--- Begin Exercise data ---

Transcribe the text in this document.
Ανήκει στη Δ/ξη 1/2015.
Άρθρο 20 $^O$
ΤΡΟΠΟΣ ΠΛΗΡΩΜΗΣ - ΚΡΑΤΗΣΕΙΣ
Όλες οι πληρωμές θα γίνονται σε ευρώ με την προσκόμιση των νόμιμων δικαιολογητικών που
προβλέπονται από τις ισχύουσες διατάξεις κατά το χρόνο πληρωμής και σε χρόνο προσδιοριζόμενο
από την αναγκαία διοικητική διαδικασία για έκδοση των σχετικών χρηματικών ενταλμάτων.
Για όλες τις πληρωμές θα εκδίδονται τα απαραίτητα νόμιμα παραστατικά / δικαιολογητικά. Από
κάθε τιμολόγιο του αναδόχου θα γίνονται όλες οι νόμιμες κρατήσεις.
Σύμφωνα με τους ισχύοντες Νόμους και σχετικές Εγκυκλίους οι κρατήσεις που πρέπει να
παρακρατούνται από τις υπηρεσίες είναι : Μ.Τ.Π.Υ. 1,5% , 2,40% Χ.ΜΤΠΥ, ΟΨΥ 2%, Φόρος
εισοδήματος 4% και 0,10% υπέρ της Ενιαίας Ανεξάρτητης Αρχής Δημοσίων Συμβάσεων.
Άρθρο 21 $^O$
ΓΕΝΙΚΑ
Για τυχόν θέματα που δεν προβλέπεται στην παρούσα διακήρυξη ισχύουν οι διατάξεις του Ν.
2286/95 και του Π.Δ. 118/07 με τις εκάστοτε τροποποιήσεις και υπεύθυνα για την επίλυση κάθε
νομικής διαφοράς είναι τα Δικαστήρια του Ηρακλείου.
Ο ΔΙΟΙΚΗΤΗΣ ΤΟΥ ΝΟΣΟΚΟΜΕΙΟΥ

--- End Exercise data ---

◆ What the task asks:
Using the data above, return each line exactly as written.

◆ Expected output:
Transcribe the text in this document.
Ανήκει στη Δ/ξη 1/2015.
Άρθρο 20 $^O$
ΤΡΟΠΟΣ ΠΛΗΡΩΜΗΣ - ΚΡΑΤΗΣΕΙΣ
Όλες οι πληρωμές θα γίνονται σε ευρώ με την προσκόμιση των νόμιμων δικαιολογητικών που
προβλέπονται από τις ισχύουσες διατάξεις κατά το χρόνο πληρωμής και σε χρόνο προσδιοριζόμενο
από την αναγκαία διοικητική διαδικασία για έκδοση των σχετικών χρηματικών ενταλμάτων.
Για όλες τις πληρωμές θα εκδίδονται τα απαραίτητα νόμιμα παραστατικά / δικαιολογητικά. Από
κάθε τιμολόγιο του αναδόχου θα γίνονται όλες οι νόμιμες κρατήσεις.
Σύμφωνα με τους ισχύοντες Νόμους και σχετικές Εγκυκλίους οι κρατήσεις που πρέπει να
παρακρατούνται από τις υπηρεσίες είναι : Μ.Τ.Π.Υ. 1,5% , 2,40% Χ.ΜΤΠΥ, ΟΨΥ 2%, Φόρος
εισοδήματος 4% και 0,10% υπέρ της Ενιαίας Ανεξάρτητης Αρχής Δημοσίων Συμβάσεων.
Άρθρο 21 $^O$
ΓΕΝΙΚΑ
Για τυχόν θέματα που δεν προβλέπεται στην παρούσα διακήρυξη ισχύουν οι διατάξεις του Ν.
2286/95 και του Π.Δ. 118/07 με τις εκάστοτε τροποποιήσεις και υπεύθυνα για την επίλυση κάθε
νομικής διαφοράς είναι τα Δικαστήρια του Ηρακλείου.
Ο ΔΙΟΙΚΗΤΗΣ ΤΟΥ ΝΟΣΟΚΟΜΕΙΟΥ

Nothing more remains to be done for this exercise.